WORK TO DO: Count every line in the entries that contains "name". Report that count alone.

RECORDED DATA:
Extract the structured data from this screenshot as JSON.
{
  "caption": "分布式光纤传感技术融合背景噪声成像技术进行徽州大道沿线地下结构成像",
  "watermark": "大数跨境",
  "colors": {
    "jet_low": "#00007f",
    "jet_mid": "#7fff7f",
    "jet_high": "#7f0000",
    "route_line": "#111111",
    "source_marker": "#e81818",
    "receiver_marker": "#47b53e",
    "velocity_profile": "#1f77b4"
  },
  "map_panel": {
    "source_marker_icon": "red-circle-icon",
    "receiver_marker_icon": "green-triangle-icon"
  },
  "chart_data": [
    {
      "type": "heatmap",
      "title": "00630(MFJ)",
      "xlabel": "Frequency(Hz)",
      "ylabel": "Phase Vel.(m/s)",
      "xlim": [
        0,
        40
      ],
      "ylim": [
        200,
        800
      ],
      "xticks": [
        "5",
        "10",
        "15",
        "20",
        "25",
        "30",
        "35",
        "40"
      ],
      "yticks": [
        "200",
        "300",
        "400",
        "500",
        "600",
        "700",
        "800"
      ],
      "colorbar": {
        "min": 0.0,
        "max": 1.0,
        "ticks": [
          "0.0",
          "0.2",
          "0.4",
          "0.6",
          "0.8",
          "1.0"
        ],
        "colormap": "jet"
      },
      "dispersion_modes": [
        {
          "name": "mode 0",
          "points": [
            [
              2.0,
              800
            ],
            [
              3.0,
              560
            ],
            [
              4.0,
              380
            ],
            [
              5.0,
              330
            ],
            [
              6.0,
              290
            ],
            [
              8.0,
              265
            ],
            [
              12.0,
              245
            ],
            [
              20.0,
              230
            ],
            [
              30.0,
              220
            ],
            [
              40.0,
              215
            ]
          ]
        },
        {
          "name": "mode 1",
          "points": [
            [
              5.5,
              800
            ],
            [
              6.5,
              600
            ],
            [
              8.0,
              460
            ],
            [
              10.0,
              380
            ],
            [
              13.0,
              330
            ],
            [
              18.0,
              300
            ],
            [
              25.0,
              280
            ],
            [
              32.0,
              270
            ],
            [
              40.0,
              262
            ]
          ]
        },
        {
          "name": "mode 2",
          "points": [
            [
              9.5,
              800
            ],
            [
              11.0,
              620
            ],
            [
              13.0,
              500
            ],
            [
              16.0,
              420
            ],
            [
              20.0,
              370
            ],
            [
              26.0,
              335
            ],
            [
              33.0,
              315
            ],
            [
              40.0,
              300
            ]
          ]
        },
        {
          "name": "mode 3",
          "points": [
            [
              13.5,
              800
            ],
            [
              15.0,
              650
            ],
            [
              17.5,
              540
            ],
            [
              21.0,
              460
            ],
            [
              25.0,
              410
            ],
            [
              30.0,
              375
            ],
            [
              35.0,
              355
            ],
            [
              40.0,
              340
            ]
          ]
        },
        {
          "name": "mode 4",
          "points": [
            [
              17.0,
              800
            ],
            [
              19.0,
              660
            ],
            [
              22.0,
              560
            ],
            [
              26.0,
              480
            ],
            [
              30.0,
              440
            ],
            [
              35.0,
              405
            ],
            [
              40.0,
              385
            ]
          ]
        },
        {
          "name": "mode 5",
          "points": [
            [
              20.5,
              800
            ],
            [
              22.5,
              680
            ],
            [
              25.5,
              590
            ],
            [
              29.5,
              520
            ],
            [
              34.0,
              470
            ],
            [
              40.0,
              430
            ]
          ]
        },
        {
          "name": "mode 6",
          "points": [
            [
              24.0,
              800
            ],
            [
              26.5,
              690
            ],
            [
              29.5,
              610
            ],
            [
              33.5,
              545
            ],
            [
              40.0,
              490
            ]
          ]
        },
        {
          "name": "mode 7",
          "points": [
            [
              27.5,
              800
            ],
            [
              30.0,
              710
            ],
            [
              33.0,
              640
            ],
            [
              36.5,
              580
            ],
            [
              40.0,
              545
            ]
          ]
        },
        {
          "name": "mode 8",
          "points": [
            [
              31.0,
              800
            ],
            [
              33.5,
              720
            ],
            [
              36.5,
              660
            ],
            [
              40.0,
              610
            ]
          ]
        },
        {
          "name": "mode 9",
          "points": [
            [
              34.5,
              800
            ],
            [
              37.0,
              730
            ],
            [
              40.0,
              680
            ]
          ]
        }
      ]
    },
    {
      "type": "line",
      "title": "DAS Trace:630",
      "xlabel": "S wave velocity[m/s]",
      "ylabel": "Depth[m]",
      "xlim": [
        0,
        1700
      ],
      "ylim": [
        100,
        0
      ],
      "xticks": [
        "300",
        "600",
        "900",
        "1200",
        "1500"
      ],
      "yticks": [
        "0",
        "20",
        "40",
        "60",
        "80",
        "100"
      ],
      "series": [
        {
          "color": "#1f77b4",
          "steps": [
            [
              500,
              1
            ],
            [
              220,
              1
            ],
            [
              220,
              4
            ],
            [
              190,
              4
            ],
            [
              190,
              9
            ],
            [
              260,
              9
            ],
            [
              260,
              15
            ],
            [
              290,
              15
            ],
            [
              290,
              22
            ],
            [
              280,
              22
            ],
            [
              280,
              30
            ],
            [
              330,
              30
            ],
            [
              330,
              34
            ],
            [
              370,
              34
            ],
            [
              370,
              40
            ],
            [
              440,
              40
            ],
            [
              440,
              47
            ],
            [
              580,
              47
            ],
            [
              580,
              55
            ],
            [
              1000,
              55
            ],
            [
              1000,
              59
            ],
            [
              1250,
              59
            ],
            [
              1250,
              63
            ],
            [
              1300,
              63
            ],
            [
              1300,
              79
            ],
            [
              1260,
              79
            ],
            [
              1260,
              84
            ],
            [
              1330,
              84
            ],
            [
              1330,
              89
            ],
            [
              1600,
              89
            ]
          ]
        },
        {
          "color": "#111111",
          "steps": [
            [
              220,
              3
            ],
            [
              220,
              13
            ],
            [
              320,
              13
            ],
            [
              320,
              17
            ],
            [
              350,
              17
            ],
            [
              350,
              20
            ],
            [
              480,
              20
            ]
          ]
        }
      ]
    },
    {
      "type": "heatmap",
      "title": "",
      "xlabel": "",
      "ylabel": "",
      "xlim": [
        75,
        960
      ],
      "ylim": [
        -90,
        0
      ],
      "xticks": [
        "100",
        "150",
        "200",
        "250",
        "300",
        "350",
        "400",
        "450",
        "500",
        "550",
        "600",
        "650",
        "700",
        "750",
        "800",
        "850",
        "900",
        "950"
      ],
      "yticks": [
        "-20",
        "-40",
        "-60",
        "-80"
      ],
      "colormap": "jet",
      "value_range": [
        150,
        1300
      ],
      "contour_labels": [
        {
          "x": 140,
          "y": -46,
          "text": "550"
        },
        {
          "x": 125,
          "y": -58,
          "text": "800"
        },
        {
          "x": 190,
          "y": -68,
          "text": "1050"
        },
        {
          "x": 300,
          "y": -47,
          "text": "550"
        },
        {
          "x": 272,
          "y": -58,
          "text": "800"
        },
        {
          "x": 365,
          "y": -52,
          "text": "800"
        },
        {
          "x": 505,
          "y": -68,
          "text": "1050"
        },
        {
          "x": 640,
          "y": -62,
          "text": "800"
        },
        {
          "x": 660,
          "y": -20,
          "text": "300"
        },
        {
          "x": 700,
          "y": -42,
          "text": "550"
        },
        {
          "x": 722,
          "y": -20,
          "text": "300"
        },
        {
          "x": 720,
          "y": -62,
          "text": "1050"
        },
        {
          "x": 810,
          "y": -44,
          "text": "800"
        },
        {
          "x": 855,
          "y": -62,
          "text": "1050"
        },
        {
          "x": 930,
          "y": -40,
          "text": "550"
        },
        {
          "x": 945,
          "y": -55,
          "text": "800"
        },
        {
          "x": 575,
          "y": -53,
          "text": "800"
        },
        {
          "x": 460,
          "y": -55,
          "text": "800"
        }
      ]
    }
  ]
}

SOLUTION TO THE PROBLEM: 10